## begin Information given
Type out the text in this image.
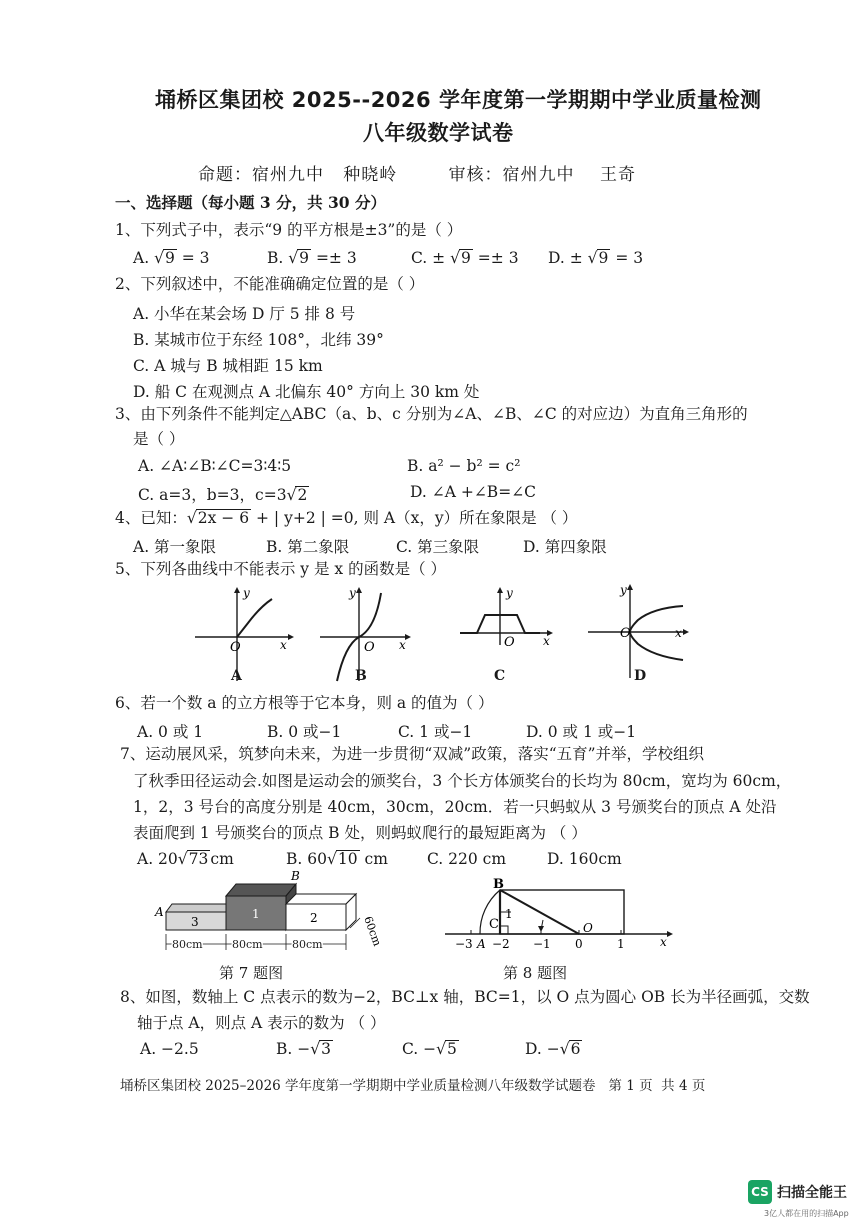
埇桥区集团校 2025--2026 学年度第一学期期中学业质量检测
八年级数学试卷
命题：宿州九中   种晓岭        审核：宿州九中    王奇
一、选择题（每小题 3 分，共 30 分）
1、下列式子中，表示“9 的平方根是±3”的是（ ）
A. √9 = 3	B. √9 =± 3	C. ± √9 =± 3 D. ± √9 = 3
2、下列叙述中，不能准确确定位置的是（ ）
A. 小华在某会场 D 厅 5 排 8 号
B. 某城市位于东经 108°，北纬 39°
C. A 城与 B 城相距 15 km
D. 船 C 在观测点 A 北偏东 40° 方向上 30 km 处
3、由下列条件不能判定△ABC（a、b、c 分别为∠A、∠B、∠C 的对应边）为直角三角形的
是（ ）
A. ∠A∶∠B∶∠C=3∶4∶5	B. a² − b² = c²
C. a=3，b=3，c=3√2	D. ∠A +∠B=∠C
4、已知：√2x − 6 + | y+2 | =0, 则 A（x，y）所在象限是 （ ）
A. 第一象限	B. 第二象限	C. 第三象限	D. 第四象限
5、下列各曲线中不能表示 y 是 x 的函数是（ ）
y
x
O
A
y
x
O
B
y
x
O
C
y
x
O
D
6、若一个数 a 的立方根等于它本身，则 a 的值为（ ）
A. 0 或 1	B. 0 或−1	C. 1 或−1	D. 0 或 1 或−1
7、运动展风采，筑梦向未来，为进一步贯彻“双减”政策，落实“五育”并举，学校组织
了秋季田径运动会.如图是运动会的颁奖台，3 个长方体颁奖台的长均为 80cm，宽均为 60cm，
1，2，3 号台的高度分别是 40cm，30cm，20cm．若一只蚂蚁从 3 号颁奖台的顶点 A 处沿
表面爬到 1 号颁奖台的顶点 B 处，则蚂蚁爬行的最短距离为 （ ）
A. 20√73 cm	B. 60√10 cm	C. 220 cm	D. 160cm
3
1	2
A
B
80cm	80cm	80cm	60cm
第 7 题图
B
C
1
O
−3 A −2 −1 0	1	x
第 8 题图
8、如图，数轴上 C 点表示的数为−2，BC⊥x 轴，BC=1，以 O 点为圆心 OB 长为半径画弧，交数
轴于点 A，则点 A 表示的数为 （ ）
A. −2.5	B. −√3	C. −√5	D. −√6
埇桥区集团校 2025–2026 学年度第一学期期中学业质量检测八年级数学试题卷   第 1 页  共 4 页
CS 扫描全能王
3亿人都在用的扫描App
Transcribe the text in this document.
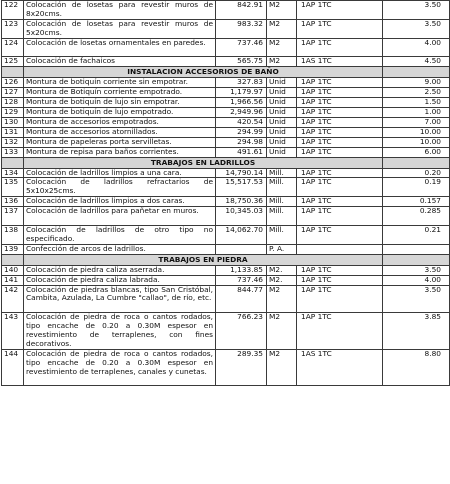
122	Colocación de losetas para revestir muros de 8x20cms.	842.91	M2	1AP 1TC	3.50
123	Colocación de losetas para revestir muros de 5x20cms.	983.32	M2	1AP 1TC	3.50
124	Colocación de losetas ornamentales en paredes.	737.46	M2	1AP 1TC	4.00
125	Colocación de fachaicos	565.75	M2	1AS 1TC	4.50
	INSTALACION ACCESORIOS DE BAÑO				
126	Montura de botiquín corriente sin empotrar.	327.83	Unid	1AP 1TC	9.00
127	Montura de Botiquín corriente empotrado.	1,179.97	Unid	1AP 1TC	2.50
128	Montura de botiquín de lujo sin empotrar.	1,966.56	Unid	1AP 1TC	1.50
129	Montura de botiquín de lujo empotrado.	2,949.96	Unid	1AP 1TC	1.00
130	Montura de accesorios empotrados.	420.54	Unid	1AP 1TC	7.00
131	Montura de accesorios atornillados.	294.99	Unid	1AP 1TC	10.00
132	Montura de papeleras porta servilletas.	294.98	Unid	1AP 1TC	10.00
133	Montura de repisa para baños corrientes.	491.61	Unid	1AP 1TC	6.00
	TRABAJOS EN LADRILLOS				
134	Colocación de ladrillos limpios a una cara.	14,790.14	Mill.	1AP 1TC	0.20
135	Colocación de ladrillos refractarios de 5x10x25cms.	15,517.53	Mill.	1AP 1TC	0.19
136	Colocación de ladrillos limpios a dos caras.	18,750.36	Mill.	1AP 1TC	0.157
137	Colocación de ladrillos para pañetar en muros.	10,345.03	Mill.	1AP 1TC	0.285
138	Colocación de ladrillos de otro tipo no especificado.	14,062.70	Mill.	1AP 1TC	0.21
139	Confección de arcos de ladrillos.		P. A.		
	TRABAJOS EN PIEDRA				
140	Colocación de piedra caliza aserrada.	1,133.85	M2.	1AP 1TC	3.50
141	Colocación de piedra caliza labrada.	737.46	M2.	1AP 1TC	4.00
142	Colocación de piedras blancas, tipo San Cristóbal, Cambita, Azulada, La Cumbre "callao", de río, etc.	844.77	M2	1AP 1TC	3.50
143	Colocación de piedra de roca o cantos rodados, tipo encache de 0.20 a 0.30M espesor en revestimiento de terraplenes, con fines decorativos.	766.23	M2	1AP 1TC	3.85
144	Colocación de piedra de roca o cantos rodados, tipo encache de 0.20 a 0.30M espesor en revestimiento de terraplenes, canales y cunetas.	289.35	M2	1AS 1TC	8.80
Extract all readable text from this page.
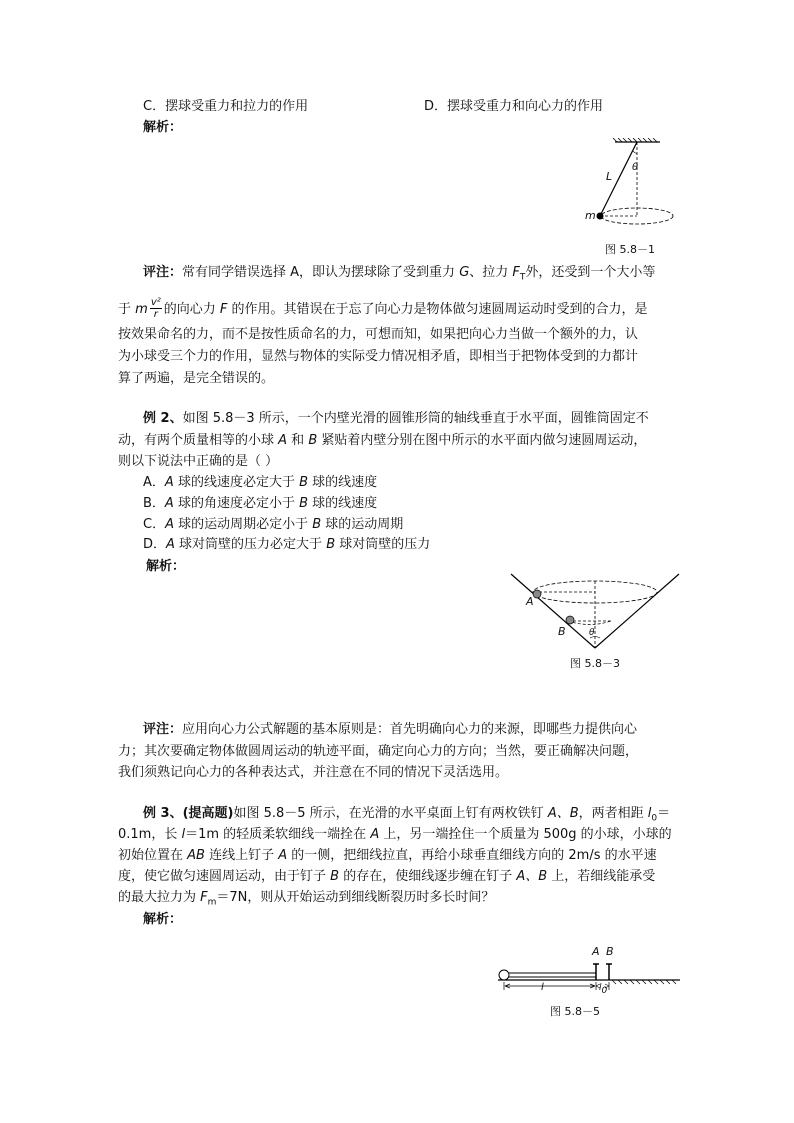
C．摆球受重力和拉力的作用	D．摆球受重力和向心力的作用
解析：
θ
L
m
图 5.8－1
评注：常有同学错误选择 A，即认为摆球除了受到重力 G、拉力 $F_T$外，还受到一个大小等
于 m $\frac{\text{v²}}{r}$ 的向心力 F 的作用。其错误在于忘了向心力是物体做匀速圆周运动时受到的合力，是
按效果命名的力，而不是按性质命名的力，可想而知，如果把向心力当做一个额外的力，认
为小球受三个力的作用，显然与物体的实际受力情况相矛盾，即相当于把物体受到的力都计
算了两遍，是完全错误的。
例 2、如图 5.8－3 所示，一个内壁光滑的圆锥形筒的轴线垂直于水平面，圆锥筒固定不
动，有两个质量相等的小球 A 和 B 紧贴着内壁分别在图中所示的水平面内做匀速圆周运动，
则以下说法中正确的是（ ）
A．A 球的线速度必定大于 B 球的线速度
B．A 球的角速度必定小于 B 球的线速度
C．A 球的运动周期必定小于 B 球的运动周期
D．A 球对筒壁的压力必定大于 B 球对筒壁的压力
解析：
A
B	θ
图 5.8－3
评注：应用向心力公式解题的基本原则是：首先明确向心力的来源，即哪些力提供向心
力；其次要确定物体做圆周运动的轨迹平面，确定向心力的方向；当然，要正确解决问题，
我们须熟记向心力的各种表达式，并注意在不同的情况下灵活选用。
例 3、(提高题)如图 5.8－5 所示，在光滑的水平桌面上钉有两枚铁钉 A、B，两者相距 $l_0=$
0.1m，长 l＝1m 的轻质柔软细线一端拴在 A 上，另一端拴住一个质量为 500g 的小球，小球的
初始位置在 AB 连线上钉子 A 的一侧，把细线拉直，再给小球垂直细线方向的 2m/s 的水平速
度，使它做匀速圆周运动，由于钉子 B 的存在，使细线逐步缠在钉子 A、B 上，若细线能承受
的最大拉力为 $F_m=7N$，则从开始运动到细线断裂历时多长时间？
解析：
A B
l	$l_0$
图 5.8－5
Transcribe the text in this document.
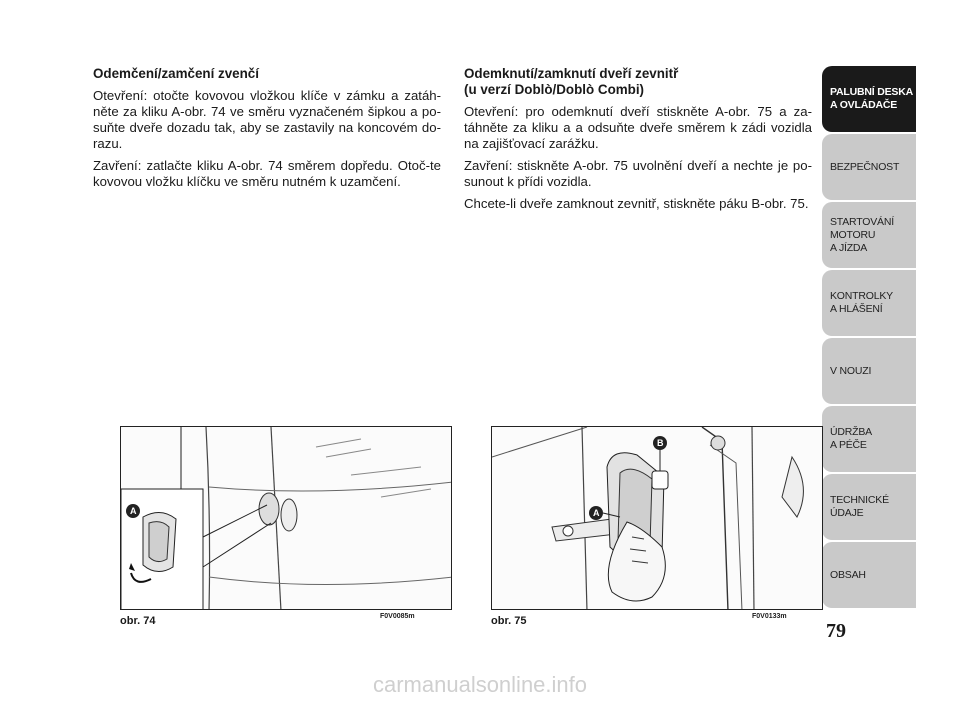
Odemčení/zamčení zvenčí

Otevření: otočte kovovou vložkou klíče v zámku a zatáh-něte za kliku A-obr. 74 ve směru vyznačeném šipkou a po-suňte dveře dozadu tak, aby se zastavily na koncovém do-razu.

Zavření: zatlačte kliku A-obr. 74 směrem dopředu. Otoč-te kovovou vložku klíčku ve směru nutném k uzamčení.

Odemknutí/zamknutí dveří zevnitř
(u verzí Doblò/Doblò Combi)

Otevření: pro odemknutí dveří stiskněte A-obr. 75 a za-táhněte za kliku a a odsuňte dveře směrem k zádi vozidla na zajišťovací zarážku.

Zavření: stiskněte A-obr. 75 uvolnění dveří a nechte je po-sunout k přídi vozidla.

Chcete-li dveře zamknout zevnitř, stiskněte páku B-obr. 75.

PALUBNÍ DESKA
A OVLÁDAČE
BEZPEČNOST
STARTOVÁNÍ
MOTORU
A JÍZDA
KONTROLKY
A HLÁŠENÍ
V NOUZI
ÚDRŽBA
A PÉČE
TECHNICKÉ
ÚDAJE
OBSAH
79
A
obr. 74	F0V0085m
A
B
obr. 75	F0V0133m
carmanualsonline.info
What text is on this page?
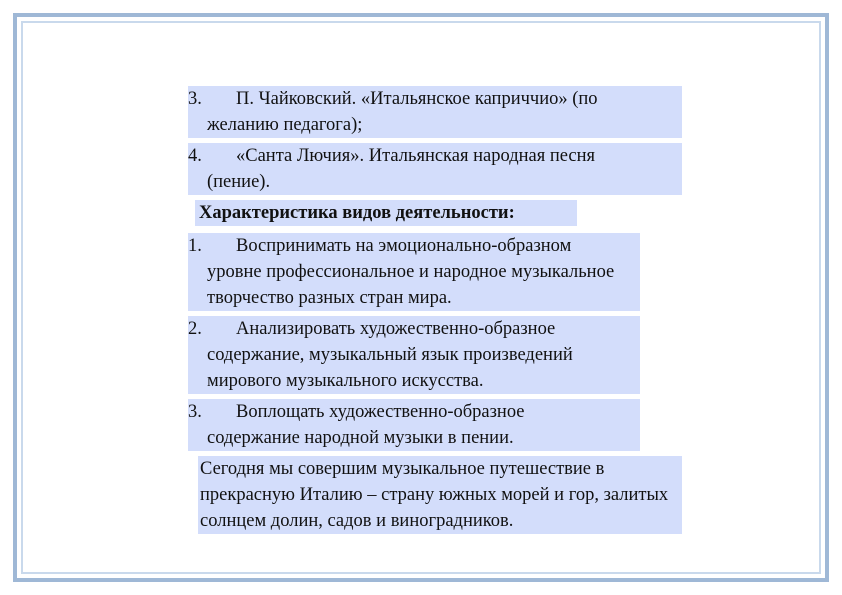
3.	П. Чайковский. «Итальянское каприччио» (по
желанию педагога);
4.	«Санта Лючия». Итальянская народная песня
(пение).
Характеристика видов деятельности:
1.	Воспринимать на эмоционально-образном
уровне профессиональное и народное музыкальное творчество разных стран мира.
2.	Анализировать художественно-образное
содержание, музыкальный язык произведений мирового музыкального искусства.
3.	Воплощать художественно-образное
содержание народной музыки в пении.
Сегодня мы совершим музыкальное путешествие в прекрасную Италию – страну южных морей и гор, залитых солнцем долин, садов и виноградников.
## end Information given
# To be done
Look through the entries above; copy each line where the string "образное" appears.

# Written reply
2.	Анализировать художественно-образное
3.	Воплощать художественно-образное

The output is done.